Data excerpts
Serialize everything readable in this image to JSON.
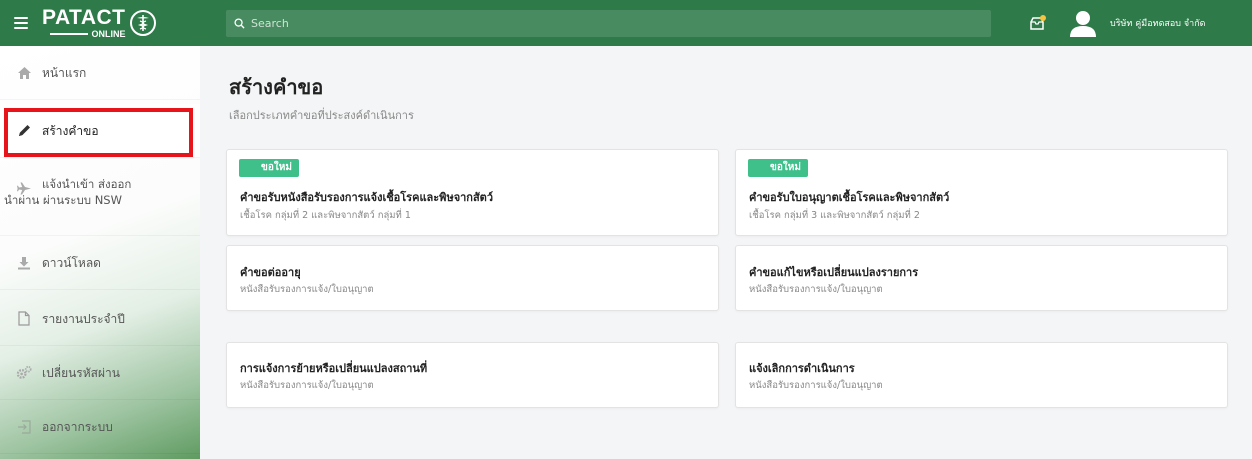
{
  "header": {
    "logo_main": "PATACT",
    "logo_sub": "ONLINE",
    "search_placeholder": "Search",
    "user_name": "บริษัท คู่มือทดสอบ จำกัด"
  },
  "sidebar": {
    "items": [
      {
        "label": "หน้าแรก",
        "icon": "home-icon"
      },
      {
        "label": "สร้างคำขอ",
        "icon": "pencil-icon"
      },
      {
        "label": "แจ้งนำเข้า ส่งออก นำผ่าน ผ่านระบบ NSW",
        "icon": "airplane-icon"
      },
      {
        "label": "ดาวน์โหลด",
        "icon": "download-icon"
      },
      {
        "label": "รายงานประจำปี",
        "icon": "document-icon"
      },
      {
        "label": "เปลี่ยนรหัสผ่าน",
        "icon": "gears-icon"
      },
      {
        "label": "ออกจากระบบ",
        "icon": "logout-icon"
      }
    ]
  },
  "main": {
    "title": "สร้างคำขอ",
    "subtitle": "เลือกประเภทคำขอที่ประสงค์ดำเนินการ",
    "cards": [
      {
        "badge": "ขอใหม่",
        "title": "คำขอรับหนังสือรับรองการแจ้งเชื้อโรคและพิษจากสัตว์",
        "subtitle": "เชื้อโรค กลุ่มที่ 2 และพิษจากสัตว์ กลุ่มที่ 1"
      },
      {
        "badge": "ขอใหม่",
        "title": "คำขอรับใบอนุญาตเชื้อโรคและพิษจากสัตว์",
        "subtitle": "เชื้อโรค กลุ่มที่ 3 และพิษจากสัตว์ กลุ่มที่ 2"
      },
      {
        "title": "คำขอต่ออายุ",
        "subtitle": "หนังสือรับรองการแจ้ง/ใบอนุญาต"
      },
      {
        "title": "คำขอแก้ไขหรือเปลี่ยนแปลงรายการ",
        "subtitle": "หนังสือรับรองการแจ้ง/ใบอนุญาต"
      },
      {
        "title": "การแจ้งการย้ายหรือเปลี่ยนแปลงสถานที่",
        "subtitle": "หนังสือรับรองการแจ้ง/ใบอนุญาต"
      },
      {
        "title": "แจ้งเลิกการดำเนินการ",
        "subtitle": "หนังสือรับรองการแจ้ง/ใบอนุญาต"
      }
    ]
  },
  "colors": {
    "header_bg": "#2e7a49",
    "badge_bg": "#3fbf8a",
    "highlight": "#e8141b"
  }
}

...

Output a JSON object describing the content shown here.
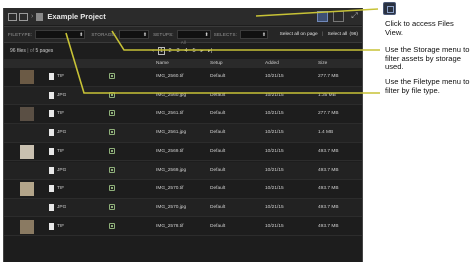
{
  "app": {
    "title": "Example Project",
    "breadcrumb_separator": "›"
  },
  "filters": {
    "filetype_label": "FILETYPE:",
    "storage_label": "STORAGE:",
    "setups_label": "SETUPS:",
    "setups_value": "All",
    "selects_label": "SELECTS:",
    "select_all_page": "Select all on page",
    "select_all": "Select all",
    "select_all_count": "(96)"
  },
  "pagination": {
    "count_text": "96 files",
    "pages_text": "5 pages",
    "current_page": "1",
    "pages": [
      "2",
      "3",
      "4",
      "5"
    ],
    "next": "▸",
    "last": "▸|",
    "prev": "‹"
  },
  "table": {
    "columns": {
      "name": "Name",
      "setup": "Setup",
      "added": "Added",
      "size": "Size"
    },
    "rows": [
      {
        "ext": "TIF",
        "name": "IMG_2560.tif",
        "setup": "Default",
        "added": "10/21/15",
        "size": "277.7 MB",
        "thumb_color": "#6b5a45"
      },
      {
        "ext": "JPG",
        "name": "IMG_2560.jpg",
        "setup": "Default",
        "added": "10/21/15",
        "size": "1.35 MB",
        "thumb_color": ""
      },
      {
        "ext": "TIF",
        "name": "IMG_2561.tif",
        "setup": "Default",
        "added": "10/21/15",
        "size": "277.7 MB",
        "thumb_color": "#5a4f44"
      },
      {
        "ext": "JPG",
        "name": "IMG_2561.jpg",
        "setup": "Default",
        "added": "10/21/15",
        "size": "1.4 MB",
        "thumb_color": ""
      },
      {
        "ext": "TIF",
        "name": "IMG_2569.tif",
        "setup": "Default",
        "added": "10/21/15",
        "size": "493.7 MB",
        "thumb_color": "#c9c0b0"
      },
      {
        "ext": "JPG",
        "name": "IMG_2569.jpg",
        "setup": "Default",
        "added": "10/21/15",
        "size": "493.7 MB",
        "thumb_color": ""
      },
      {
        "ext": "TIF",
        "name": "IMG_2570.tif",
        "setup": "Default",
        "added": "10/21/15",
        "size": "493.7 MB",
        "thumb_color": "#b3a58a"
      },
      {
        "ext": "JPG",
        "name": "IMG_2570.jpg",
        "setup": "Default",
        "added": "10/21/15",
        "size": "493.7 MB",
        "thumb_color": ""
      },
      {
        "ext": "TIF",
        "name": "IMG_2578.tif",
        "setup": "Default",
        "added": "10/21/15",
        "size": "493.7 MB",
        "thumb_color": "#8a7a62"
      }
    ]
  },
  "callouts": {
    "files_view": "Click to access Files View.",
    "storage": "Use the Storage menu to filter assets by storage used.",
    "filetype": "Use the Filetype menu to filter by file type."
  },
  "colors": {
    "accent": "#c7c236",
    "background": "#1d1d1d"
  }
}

* * *

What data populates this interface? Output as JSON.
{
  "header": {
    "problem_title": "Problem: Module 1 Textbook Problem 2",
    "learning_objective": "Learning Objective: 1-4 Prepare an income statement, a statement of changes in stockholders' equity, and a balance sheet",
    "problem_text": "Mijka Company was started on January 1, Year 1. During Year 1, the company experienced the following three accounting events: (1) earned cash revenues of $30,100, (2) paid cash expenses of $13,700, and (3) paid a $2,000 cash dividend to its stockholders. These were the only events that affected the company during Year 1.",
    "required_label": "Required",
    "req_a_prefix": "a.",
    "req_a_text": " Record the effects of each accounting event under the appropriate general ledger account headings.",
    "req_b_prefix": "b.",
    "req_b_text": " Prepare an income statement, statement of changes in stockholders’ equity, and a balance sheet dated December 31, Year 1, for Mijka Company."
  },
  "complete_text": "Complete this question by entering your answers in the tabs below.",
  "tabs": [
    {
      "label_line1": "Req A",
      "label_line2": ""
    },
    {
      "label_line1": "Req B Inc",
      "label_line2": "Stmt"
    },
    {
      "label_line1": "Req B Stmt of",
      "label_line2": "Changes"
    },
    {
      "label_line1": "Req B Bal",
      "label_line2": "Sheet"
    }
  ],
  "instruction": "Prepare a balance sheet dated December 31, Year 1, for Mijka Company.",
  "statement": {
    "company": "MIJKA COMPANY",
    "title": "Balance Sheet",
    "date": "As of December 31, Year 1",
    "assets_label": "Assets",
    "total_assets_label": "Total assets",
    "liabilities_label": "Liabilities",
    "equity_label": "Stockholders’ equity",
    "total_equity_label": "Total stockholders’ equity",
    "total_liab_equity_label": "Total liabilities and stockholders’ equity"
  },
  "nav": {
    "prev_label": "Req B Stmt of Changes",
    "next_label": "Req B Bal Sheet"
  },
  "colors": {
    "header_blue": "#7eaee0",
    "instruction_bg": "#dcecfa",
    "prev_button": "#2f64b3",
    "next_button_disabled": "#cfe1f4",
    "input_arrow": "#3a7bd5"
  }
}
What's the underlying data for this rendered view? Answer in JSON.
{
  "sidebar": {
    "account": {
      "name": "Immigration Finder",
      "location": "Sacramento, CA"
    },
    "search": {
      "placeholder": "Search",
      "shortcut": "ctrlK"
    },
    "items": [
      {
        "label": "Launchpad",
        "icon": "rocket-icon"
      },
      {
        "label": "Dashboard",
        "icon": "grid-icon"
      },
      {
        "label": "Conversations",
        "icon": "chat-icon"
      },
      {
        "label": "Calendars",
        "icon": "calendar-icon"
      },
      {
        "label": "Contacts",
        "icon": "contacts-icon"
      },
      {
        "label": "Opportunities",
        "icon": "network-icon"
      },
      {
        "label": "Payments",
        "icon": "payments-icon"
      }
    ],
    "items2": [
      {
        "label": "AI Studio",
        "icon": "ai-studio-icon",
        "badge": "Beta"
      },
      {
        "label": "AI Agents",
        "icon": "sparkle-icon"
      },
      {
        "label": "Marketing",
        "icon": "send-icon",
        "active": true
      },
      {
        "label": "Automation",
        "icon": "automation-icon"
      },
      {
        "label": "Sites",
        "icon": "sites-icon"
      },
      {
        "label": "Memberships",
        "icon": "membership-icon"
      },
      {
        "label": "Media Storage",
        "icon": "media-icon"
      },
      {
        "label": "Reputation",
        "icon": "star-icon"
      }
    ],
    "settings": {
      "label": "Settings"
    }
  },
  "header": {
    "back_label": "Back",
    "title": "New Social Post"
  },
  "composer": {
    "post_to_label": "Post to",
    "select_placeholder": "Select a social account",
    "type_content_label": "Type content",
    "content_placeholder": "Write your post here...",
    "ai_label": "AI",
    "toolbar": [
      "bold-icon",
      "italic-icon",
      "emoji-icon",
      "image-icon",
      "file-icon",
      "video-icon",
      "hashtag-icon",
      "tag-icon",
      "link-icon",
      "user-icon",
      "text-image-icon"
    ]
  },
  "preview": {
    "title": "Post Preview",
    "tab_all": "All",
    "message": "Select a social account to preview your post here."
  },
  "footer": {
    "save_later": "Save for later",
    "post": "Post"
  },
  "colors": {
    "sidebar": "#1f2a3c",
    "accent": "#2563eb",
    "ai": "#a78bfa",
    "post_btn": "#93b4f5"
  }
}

◆ **Exercise**
Using the listing, say how many lines include the word "tabs", and add nothing else.

◆ **Output of the exercise**
2